→ Required work
Can you transcribe every entry word for word, skipping the images?

→ Some records
┌──

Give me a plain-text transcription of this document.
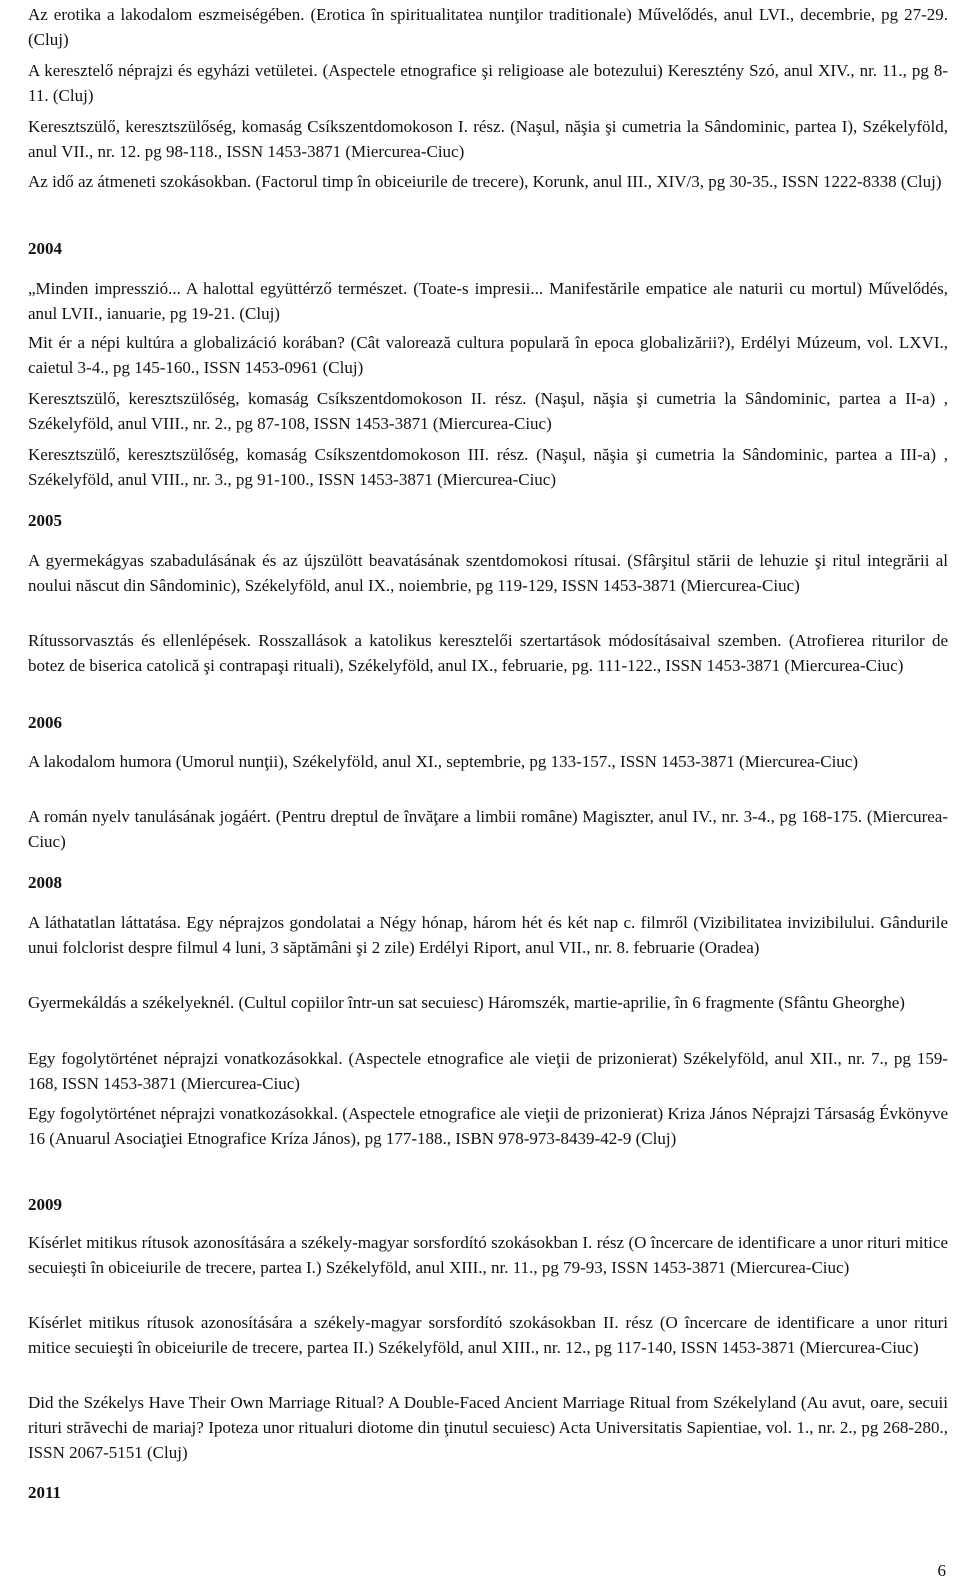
Az erotika a lakodalom eszmeiségében. (Erotica în spiritualitatea nunţilor traditionale) Művelődés, anul LVI., decembrie, pg 27-29. (Cluj)

A keresztelő néprajzi és egyházi vetületei. (Aspectele etnografice şi religioase ale botezului) Keresztény Szó, anul XIV., nr. 11., pg 8-11. (Cluj)

Keresztszülő, keresztszülőség, komaság Csíkszentdomokoson I. rész. (Naşul, năşia şi cumetria la Sândominic, partea I), Székelyföld, anul VII., nr. 12. pg 98-118., ISSN 1453-3871 (Miercurea-Ciuc)

Az idő az átmeneti szokásokban. (Factorul timp în obiceiurile de trecere), Korunk, anul III., XIV/3, pg 30-35., ISSN 1222-8338 (Cluj)

2004

„Minden impresszió... A halottal együttérző természet. (Toate-s impresii... Manifestările empatice ale naturii cu mortul) Művelődés, anul LVII., ianuarie, pg 19-21. (Cluj)

Mit ér a népi kultúra a globalizáció korában? (Cât valorează cultura populară în epoca globalizării?), Erdélyi Múzeum, vol. LXVI., caietul 3-4., pg 145-160., ISSN 1453-0961 (Cluj)

Keresztszülő, keresztszülőség, komaság Csíkszentdomokoson II. rész. (Naşul, năşia şi cumetria la Sândominic, partea a II-a) , Székelyföld, anul VIII., nr. 2., pg 87-108, ISSN 1453-3871 (Miercurea-Ciuc)

Keresztszülő, keresztszülőség, komaság Csíkszentdomokoson III. rész. (Naşul, năşia şi cumetria la Sândominic, partea a III-a) , Székelyföld, anul VIII., nr. 3., pg 91-100., ISSN 1453-3871 (Miercurea-Ciuc)

2005

A gyermekágyas szabadulásának és az újszülött beavatásának szentdomokosi rítusai. (Sfârşitul stării de lehuzie şi ritul integrării al noului născut din Sândominic), Székelyföld, anul IX., noiembrie, pg 119-129, ISSN 1453-3871 (Miercurea-Ciuc)

Rítussorvasztás és ellenlépések. Rosszallások a katolikus keresztelői szertartások módosításaival szemben. (Atrofierea riturilor de botez de biserica catolică şi contrapaşi rituali), Székelyföld, anul IX., februarie, pg. 111-122., ISSN 1453-3871 (Miercurea-Ciuc)

2006

A lakodalom humora (Umorul nunţii), Székelyföld, anul XI., septembrie, pg 133-157., ISSN 1453-3871 (Miercurea-Ciuc)

A román nyelv tanulásának jogáért. (Pentru dreptul de învăţare a limbii române) Magiszter, anul IV., nr. 3-4., pg 168-175. (Miercurea-Ciuc)

2008

A láthatatlan láttatása. Egy néprajzos gondolatai a Négy hónap, három hét és két nap c. filmről (Vizibilitatea invizibilului. Gândurile unui folclorist despre filmul 4 luni, 3 săptămâni şi 2 zile) Erdélyi Riport, anul VII., nr. 8. februarie (Oradea)

Gyermekáldás a székelyeknél. (Cultul copiilor într-un sat secuiesc) Háromszék, martie-aprilie, în 6 fragmente (Sfântu Gheorghe)

Egy fogolytörténet néprajzi vonatkozásokkal. (Aspectele etnografice ale vieţii de prizonierat) Székelyföld, anul XII., nr. 7., pg 159-168, ISSN 1453-3871 (Miercurea-Ciuc)

Egy fogolytörténet néprajzi vonatkozásokkal. (Aspectele etnografice ale vieţii de prizonierat) Kriza János Néprajzi Társaság Évkönyve 16 (Anuarul Asociaţiei Etnografice Kríza János), pg 177-188., ISBN 978-973-8439-42-9 (Cluj)

2009

Kísérlet mitikus rítusok azonosítására a székely-magyar sorsfordító szokásokban I. rész (O încercare de identificare a unor rituri mitice secuieşti în obiceiurile de trecere, partea I.) Székelyföld, anul XIII., nr. 11., pg 79-93, ISSN 1453-3871 (Miercurea-Ciuc)

Kísérlet mitikus rítusok azonosítására a székely-magyar sorsfordító szokásokban II. rész (O încercare de identificare a unor rituri mitice secuieşti în obiceiurile de trecere, partea II.) Székelyföld, anul XIII., nr. 12., pg 117-140, ISSN 1453-3871 (Miercurea-Ciuc)

Did the Székelys Have Their Own Marriage Ritual? A Double-Faced Ancient Marriage Ritual from Székelyland (Au avut, oare, secuii rituri străvechi de mariaj? Ipoteza unor ritualuri diotome din ţinutul secuiesc) Acta Universitatis Sapientiae, vol. 1., nr. 2., pg 268-280., ISSN 2067-5151 (Cluj)

2011

6
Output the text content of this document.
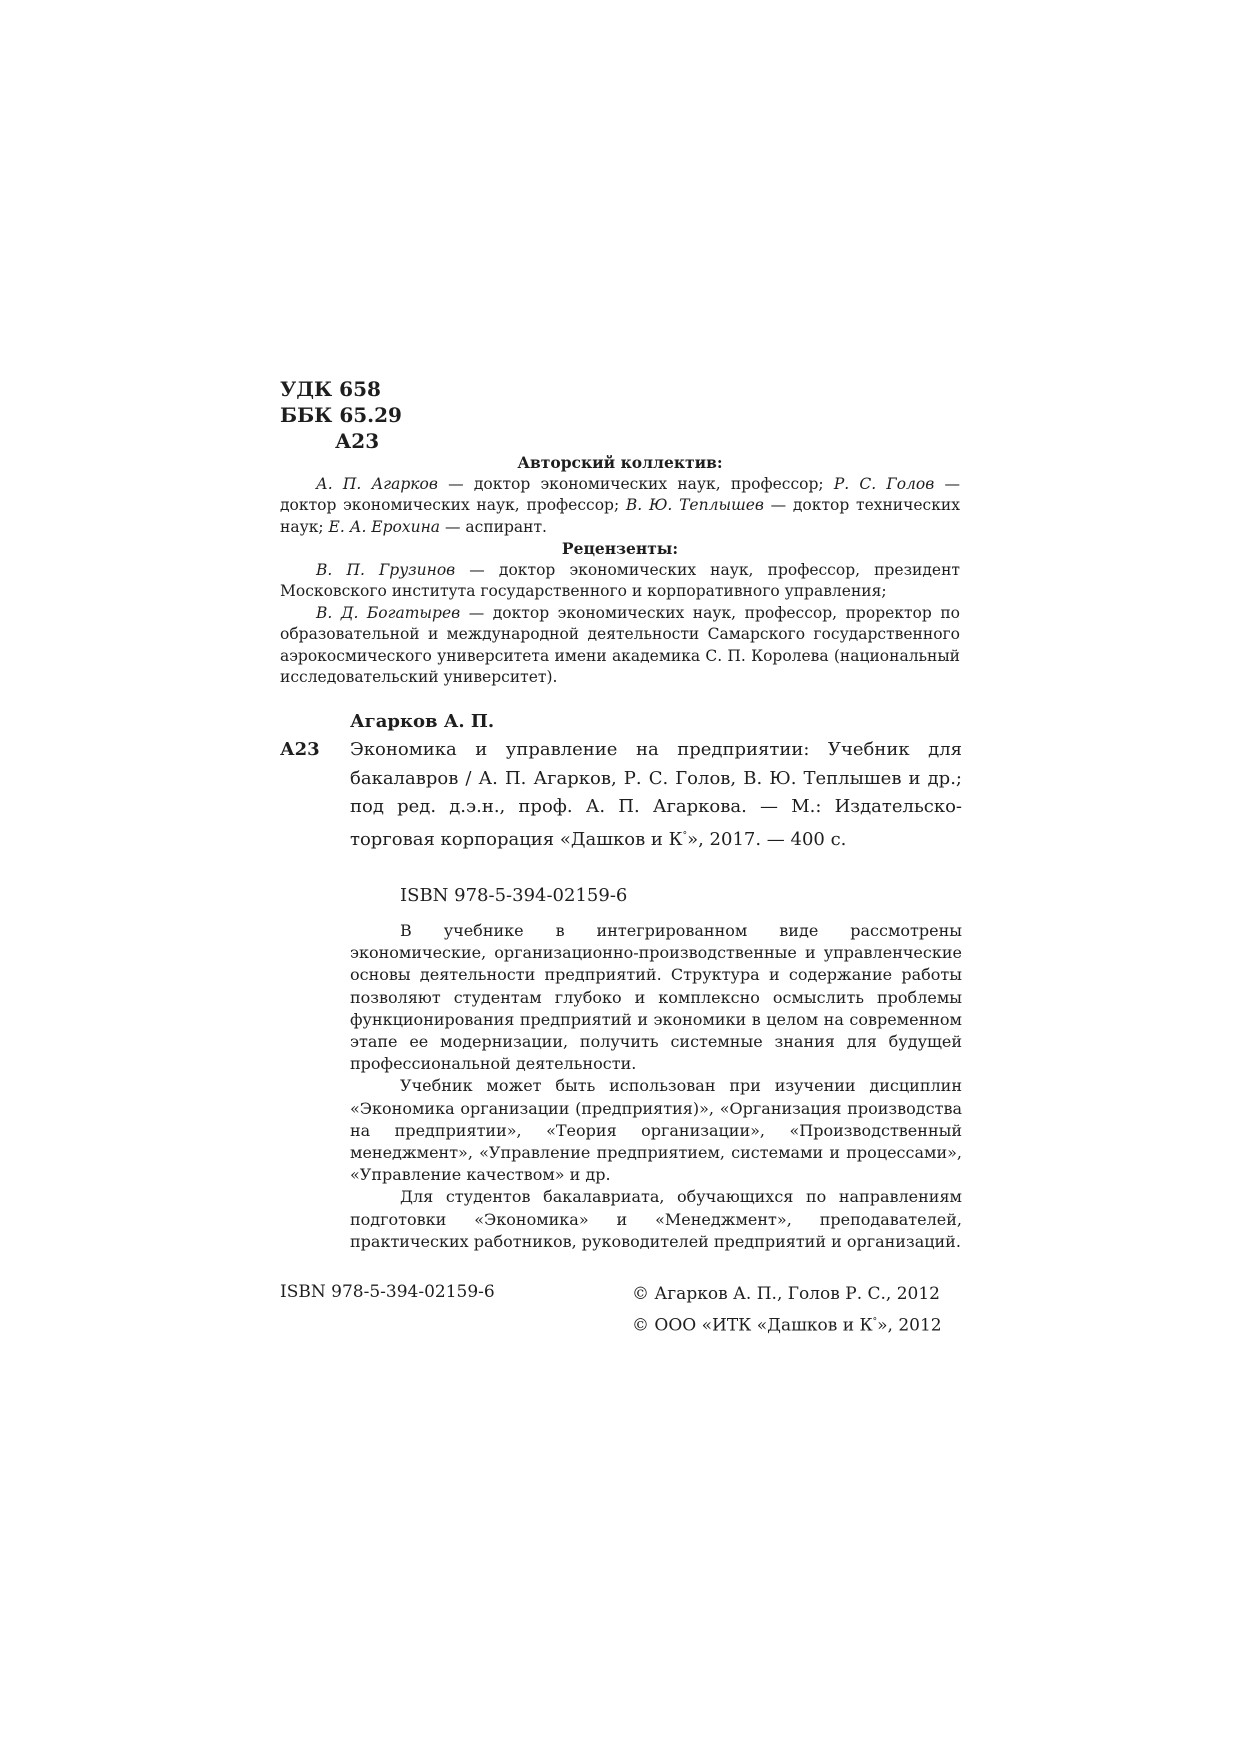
УДК 658
ББК 65.29
А23
Авторский коллектив:
А. П. Агарков — доктор экономических наук, профессор; Р. С. Голов — доктор экономических наук, профессор; В. Ю. Теплышев — доктор технических наук; Е. А. Ерохина — аспирант.
Рецензенты:
В. П. Грузинов — доктор экономических наук, профессор, президент Московского института государственного и корпоративного управления;
В. Д. Богатырев — доктор экономических наук, профессор, проректор по образовательной и международной деятельности Самарского государственного аэрокосмического университета имени академика С. П. Королева (национальный исследовательский университет).
Агарков А. П.
А23 Экономика и управление на предприятии: Учебник для бакалавров / А. П. Агарков, Р. С. Голов, В. Ю. Теплышев и др.; под ред. д.э.н., проф. А. П. Агаркова. — М.: Издательско-торговая корпорация «Дашков и К°», 2017. — 400 с.
ISBN 978-5-394-02159-6

В учебнике в интегрированном виде рассмотрены экономические, организационно-производственные и управленческие основы деятельности предприятий. Структура и содержание работы позволяют студентам глубоко и комплексно осмыслить проблемы функционирования предприятий и экономики в целом на современном этапе ее модернизации, получить системные знания для будущей профессиональной деятельности.

Учебник может быть использован при изучении дисциплин «Экономика организации (предприятия)», «Организация производства на предприятии», «Теория организации», «Производственный менеджмент», «Управление предприятием, системами и процессами», «Управление качеством» и др.

Для студентов бакалавриата, обучающихся по направлениям подготовки «Экономика» и «Менеджмент», преподавателей, практических работников, руководителей предприятий и организаций.

ISBN 978-5-394-02159-6	© Агарков А. П., Голов Р. С., 2012
© ООО «ИТК «Дашков и К°», 2012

└──

→ Answer to the task
Give me a plain-text transcription of this document.
Az erotika a lakodalom eszmeiségében. (Erotica în spiritualitatea nunţilor traditionale) Művelődés, anul LVI., decembrie, pg 27-29. (Cluj)

A keresztelő néprajzi és egyházi vetületei. (Aspectele etnografice şi religioase ale botezului) Keresztény Szó, anul XIV., nr. 11., pg 8-11. (Cluj)

Keresztszülő, keresztszülőség, komaság Csíkszentdomokoson I. rész. (Naşul, năşia şi cumetria la Sândominic, partea I), Székelyföld, anul VII., nr. 12. pg 98-118., ISSN 1453-3871 (Miercurea-Ciuc)

Az idő az átmeneti szokásokban. (Factorul timp în obiceiurile de trecere), Korunk, anul III., XIV/3, pg 30-35., ISSN 1222-8338 (Cluj)

2004

„Minden impresszió... A halottal együttérző természet. (Toate-s impresii... Manifestările empatice ale naturii cu mortul) Művelődés, anul LVII., ianuarie, pg 19-21. (Cluj)

Mit ér a népi kultúra a globalizáció korában? (Cât valorează cultura populară în epoca globalizării?), Erdélyi Múzeum, vol. LXVI., caietul 3-4., pg 145-160., ISSN 1453-0961 (Cluj)

Keresztszülő, keresztszülőség, komaság Csíkszentdomokoson II. rész. (Naşul, năşia şi cumetria la Sândominic, partea a II-a) , Székelyföld, anul VIII., nr. 2., pg 87-108, ISSN 1453-3871 (Miercurea-Ciuc)

Keresztszülő, keresztszülőség, komaság Csíkszentdomokoson III. rész. (Naşul, năşia şi cumetria la Sândominic, partea a III-a) , Székelyföld, anul VIII., nr. 3., pg 91-100., ISSN 1453-3871 (Miercurea-Ciuc)

2005

A gyermekágyas szabadulásának és az újszülött beavatásának szentdomokosi rítusai. (Sfârşitul stării de lehuzie şi ritul integrării al noului născut din Sândominic), Székelyföld, anul IX., noiembrie, pg 119-129, ISSN 1453-3871 (Miercurea-Ciuc)

Rítussorvasztás és ellenlépések. Rosszallások a katolikus keresztelői szertartások módosításaival szemben. (Atrofierea riturilor de botez de biserica catolică şi contrapaşi rituali), Székelyföld, anul IX., februarie, pg. 111-122., ISSN 1453-3871 (Miercurea-Ciuc)

2006

A lakodalom humora (Umorul nunţii), Székelyföld, anul XI., septembrie, pg 133-157., ISSN 1453-3871 (Miercurea-Ciuc)

A román nyelv tanulásának jogáért. (Pentru dreptul de învăţare a limbii române) Magiszter, anul IV., nr. 3-4., pg 168-175. (Miercurea-Ciuc)

2008

A láthatatlan láttatása. Egy néprajzos gondolatai a Négy hónap, három hét és két nap c. filmről (Vizibilitatea invizibilului. Gândurile unui folclorist despre filmul 4 luni, 3 săptămâni şi 2 zile) Erdélyi Riport, anul VII., nr. 8. februarie (Oradea)

Gyermekáldás a székelyeknél. (Cultul copiilor într-un sat secuiesc) Háromszék, martie-aprilie, în 6 fragmente (Sfântu Gheorghe)

Egy fogolytörténet néprajzi vonatkozásokkal. (Aspectele etnografice ale vieţii de prizonierat) Székelyföld, anul XII., nr. 7., pg 159-168, ISSN 1453-3871 (Miercurea-Ciuc)

Egy fogolytörténet néprajzi vonatkozásokkal. (Aspectele etnografice ale vieţii de prizonierat) Kriza János Néprajzi Társaság Évkönyve 16 (Anuarul Asociaţiei Etnografice Kríza János), pg 177-188., ISBN 978-973-8439-42-9 (Cluj)

2009

Kísérlet mitikus rítusok azonosítására a székely-magyar sorsfordító szokásokban I. rész (O încercare de identificare a unor rituri mitice secuieşti în obiceiurile de trecere, partea I.) Székelyföld, anul XIII., nr. 11., pg 79-93, ISSN 1453-3871 (Miercurea-Ciuc)

Kísérlet mitikus rítusok azonosítására a székely-magyar sorsfordító szokásokban II. rész (O încercare de identificare a unor rituri mitice secuieşti în obiceiurile de trecere, partea II.) Székelyföld, anul XIII., nr. 12., pg 117-140, ISSN 1453-3871 (Miercurea-Ciuc)

Did the Székelys Have Their Own Marriage Ritual? A Double-Faced Ancient Marriage Ritual from Székelyland (Au avut, oare, secuii rituri străvechi de mariaj? Ipoteza unor ritualuri diotome din ţinutul secuiesc) Acta Universitatis Sapientiae, vol. 1., nr. 2., pg 268-280., ISSN 2067-5151 (Cluj)

2011

6
Output the text content of this document.
УДК 658
ББК 65.29
А23
Авторский коллектив:
А. П. Агарков — доктор экономических наук, профессор; Р. С. Голов — доктор экономических наук, профессор; В. Ю. Теплышев — доктор технических наук; Е. А. Ерохина — аспирант.
Рецензенты:
В. П. Грузинов — доктор экономических наук, профессор, президент Московского института государственного и корпоративного управления;
В. Д. Богатырев — доктор экономических наук, профессор, проректор по образовательной и международной деятельности Самарского государственного аэрокосмического университета имени академика С. П. Королева (национальный исследовательский университет).
Агарков А. П.
А23 Экономика и управление на предприятии: Учебник для бакалавров / А. П. Агарков, Р. С. Голов, В. Ю. Теплышев и др.; под ред. д.э.н., проф. А. П. Агаркова. — М.: Издательско-торговая корпорация «Дашков и К°», 2017. — 400 с.
ISBN 978-5-394-02159-6

В учебнике в интегрированном виде рассмотрены экономические, организационно-производственные и управленческие основы деятельности предприятий. Структура и содержание работы позволяют студентам глубоко и комплексно осмыслить проблемы функционирования предприятий и экономики в целом на современном этапе ее модернизации, получить системные знания для будущей профессиональной деятельности.

Учебник может быть использован при изучении дисциплин «Экономика организации (предприятия)», «Организация производства на предприятии», «Теория организации», «Производственный менеджмент», «Управление предприятием, системами и процессами», «Управление качеством» и др.

Для студентов бакалавриата, обучающихся по направлениям подготовки «Экономика» и «Менеджмент», преподавателей, практических работников, руководителей предприятий и организаций.

ISBN 978-5-394-02159-6	© Агарков А. П., Голов Р. С., 2012
© ООО «ИТК «Дашков и К°», 2012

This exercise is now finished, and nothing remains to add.